TASK MATERIAL:
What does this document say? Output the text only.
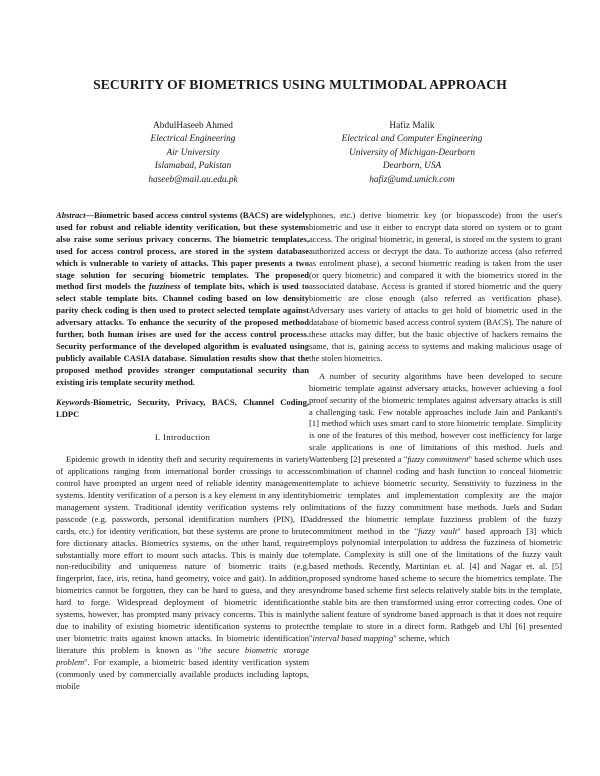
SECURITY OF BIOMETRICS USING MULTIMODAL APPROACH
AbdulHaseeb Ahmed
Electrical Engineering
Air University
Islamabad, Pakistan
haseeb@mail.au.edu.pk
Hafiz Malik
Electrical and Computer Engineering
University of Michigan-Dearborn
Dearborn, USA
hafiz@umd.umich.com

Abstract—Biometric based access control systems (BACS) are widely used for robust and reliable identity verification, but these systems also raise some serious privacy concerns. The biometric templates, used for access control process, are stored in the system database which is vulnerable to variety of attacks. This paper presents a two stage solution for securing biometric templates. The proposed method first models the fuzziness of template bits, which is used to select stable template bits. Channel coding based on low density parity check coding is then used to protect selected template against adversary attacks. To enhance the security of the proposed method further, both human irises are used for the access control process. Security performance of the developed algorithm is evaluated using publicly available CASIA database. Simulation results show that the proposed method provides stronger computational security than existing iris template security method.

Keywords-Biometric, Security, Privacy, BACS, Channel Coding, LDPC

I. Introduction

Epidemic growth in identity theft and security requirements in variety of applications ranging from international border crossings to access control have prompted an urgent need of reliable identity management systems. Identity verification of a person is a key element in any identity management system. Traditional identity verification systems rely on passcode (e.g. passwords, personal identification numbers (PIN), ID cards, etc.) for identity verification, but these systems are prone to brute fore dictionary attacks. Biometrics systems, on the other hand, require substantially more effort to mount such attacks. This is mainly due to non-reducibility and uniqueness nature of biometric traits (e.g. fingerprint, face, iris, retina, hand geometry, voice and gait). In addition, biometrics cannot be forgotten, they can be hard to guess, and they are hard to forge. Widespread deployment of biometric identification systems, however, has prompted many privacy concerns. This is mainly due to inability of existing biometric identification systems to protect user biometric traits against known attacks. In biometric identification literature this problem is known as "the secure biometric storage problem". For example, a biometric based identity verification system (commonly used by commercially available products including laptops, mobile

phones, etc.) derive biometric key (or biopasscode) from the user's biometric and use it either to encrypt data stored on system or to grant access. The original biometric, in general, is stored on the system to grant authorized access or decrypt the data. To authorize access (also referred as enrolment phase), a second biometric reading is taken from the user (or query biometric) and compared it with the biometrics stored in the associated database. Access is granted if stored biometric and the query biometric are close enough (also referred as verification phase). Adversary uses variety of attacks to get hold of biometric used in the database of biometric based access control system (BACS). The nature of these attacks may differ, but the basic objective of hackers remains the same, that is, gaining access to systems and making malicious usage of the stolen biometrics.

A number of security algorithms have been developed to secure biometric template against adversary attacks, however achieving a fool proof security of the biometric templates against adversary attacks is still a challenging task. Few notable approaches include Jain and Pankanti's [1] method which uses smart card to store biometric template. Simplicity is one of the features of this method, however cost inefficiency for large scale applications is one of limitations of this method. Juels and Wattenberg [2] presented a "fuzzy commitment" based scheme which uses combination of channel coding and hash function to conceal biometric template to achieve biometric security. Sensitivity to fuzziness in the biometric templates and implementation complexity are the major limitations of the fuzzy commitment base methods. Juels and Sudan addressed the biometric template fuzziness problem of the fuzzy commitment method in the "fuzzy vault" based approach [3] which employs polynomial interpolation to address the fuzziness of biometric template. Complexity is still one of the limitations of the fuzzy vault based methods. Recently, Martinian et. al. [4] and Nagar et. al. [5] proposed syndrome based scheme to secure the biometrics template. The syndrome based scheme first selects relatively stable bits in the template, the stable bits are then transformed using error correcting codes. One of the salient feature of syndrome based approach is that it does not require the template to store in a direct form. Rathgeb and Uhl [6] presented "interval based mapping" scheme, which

THE TASK: All entries must be written out again exactly as given, with no pictures in the copy.

COMPLETED TASK:
What does this document say? Output the text only.
SECURITY OF BIOMETRICS USING MULTIMODAL APPROACH
AbdulHaseeb Ahmed
Electrical Engineering
Air University
Islamabad, Pakistan
haseeb@mail.au.edu.pk
Hafiz Malik
Electrical and Computer Engineering
University of Michigan-Dearborn
Dearborn, USA
hafiz@umd.umich.com

Abstract—Biometric based access control systems (BACS) are widely used for robust and reliable identity verification, but these systems also raise some serious privacy concerns. The biometric templates, used for access control process, are stored in the system database which is vulnerable to variety of attacks. This paper presents a two stage solution for securing biometric templates. The proposed method first models the fuzziness of template bits, which is used to select stable template bits. Channel coding based on low density parity check coding is then used to protect selected template against adversary attacks. To enhance the security of the proposed method further, both human irises are used for the access control process. Security performance of the developed algorithm is evaluated using publicly available CASIA database. Simulation results show that the proposed method provides stronger computational security than existing iris template security method.

Keywords-Biometric, Security, Privacy, BACS, Channel Coding, LDPC

I. Introduction

Epidemic growth in identity theft and security requirements in variety of applications ranging from international border crossings to access control have prompted an urgent need of reliable identity management systems. Identity verification of a person is a key element in any identity management system. Traditional identity verification systems rely on passcode (e.g. passwords, personal identification numbers (PIN), ID cards, etc.) for identity verification, but these systems are prone to brute fore dictionary attacks. Biometrics systems, on the other hand, require substantially more effort to mount such attacks. This is mainly due to non-reducibility and uniqueness nature of biometric traits (e.g. fingerprint, face, iris, retina, hand geometry, voice and gait). In addition, biometrics cannot be forgotten, they can be hard to guess, and they are hard to forge. Widespread deployment of biometric identification systems, however, has prompted many privacy concerns. This is mainly due to inability of existing biometric identification systems to protect user biometric traits against known attacks. In biometric identification literature this problem is known as "the secure biometric storage problem". For example, a biometric based identity verification system (commonly used by commercially available products including laptops, mobile

phones, etc.) derive biometric key (or biopasscode) from the user's biometric and use it either to encrypt data stored on system or to grant access. The original biometric, in general, is stored on the system to grant authorized access or decrypt the data. To authorize access (also referred as enrolment phase), a second biometric reading is taken from the user (or query biometric) and compared it with the biometrics stored in the associated database. Access is granted if stored biometric and the query biometric are close enough (also referred as verification phase). Adversary uses variety of attacks to get hold of biometric used in the database of biometric based access control system (BACS). The nature of these attacks may differ, but the basic objective of hackers remains the same, that is, gaining access to systems and making malicious usage of the stolen biometrics.

A number of security algorithms have been developed to secure biometric template against adversary attacks, however achieving a fool proof security of the biometric templates against adversary attacks is still a challenging task. Few notable approaches include Jain and Pankanti's [1] method which uses smart card to store biometric template. Simplicity is one of the features of this method, however cost inefficiency for large scale applications is one of limitations of this method. Juels and Wattenberg [2] presented a "fuzzy commitment" based scheme which uses combination of channel coding and hash function to conceal biometric template to achieve biometric security. Sensitivity to fuzziness in the biometric templates and implementation complexity are the major limitations of the fuzzy commitment base methods. Juels and Sudan addressed the biometric template fuzziness problem of the fuzzy commitment method in the "fuzzy vault" based approach [3] which employs polynomial interpolation to address the fuzziness of biometric template. Complexity is still one of the limitations of the fuzzy vault based methods. Recently, Martinian et. al. [4] and Nagar et. al. [5] proposed syndrome based scheme to secure the biometrics template. The syndrome based scheme first selects relatively stable bits in the template, the stable bits are then transformed using error correcting codes. One of the salient feature of syndrome based approach is that it does not require the template to store in a direct form. Rathgeb and Uhl [6] presented "interval based mapping" scheme, which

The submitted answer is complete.